STATED GOAL: What follows is a set of records; repeat all of them exactly.

Dataset items
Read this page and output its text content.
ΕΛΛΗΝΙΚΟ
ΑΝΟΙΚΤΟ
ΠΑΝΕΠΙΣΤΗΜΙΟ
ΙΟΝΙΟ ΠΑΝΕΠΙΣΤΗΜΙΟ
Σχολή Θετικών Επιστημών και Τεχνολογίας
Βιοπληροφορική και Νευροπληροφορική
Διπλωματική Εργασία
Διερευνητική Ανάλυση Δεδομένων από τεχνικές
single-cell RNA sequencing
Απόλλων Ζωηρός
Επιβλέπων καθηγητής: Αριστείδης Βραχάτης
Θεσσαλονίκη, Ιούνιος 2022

SOLVED PROBLEM:
Read this page and output its text content.
ΕΛΛΗΝΙΚΟ
ΑΝΟΙΚΤΟ
ΠΑΝΕΠΙΣΤΗΜΙΟ
ΙΟΝΙΟ ΠΑΝΕΠΙΣΤΗΜΙΟ
Σχολή Θετικών Επιστημών και Τεχνολογίας
Βιοπληροφορική και Νευροπληροφορική
Διπλωματική Εργασία
Διερευνητική Ανάλυση Δεδομένων από τεχνικές
single-cell RNA sequencing
Απόλλων Ζωηρός
Επιβλέπων καθηγητής: Αριστείδης Βραχάτης
Θεσσαλονίκη, Ιούνιος 2022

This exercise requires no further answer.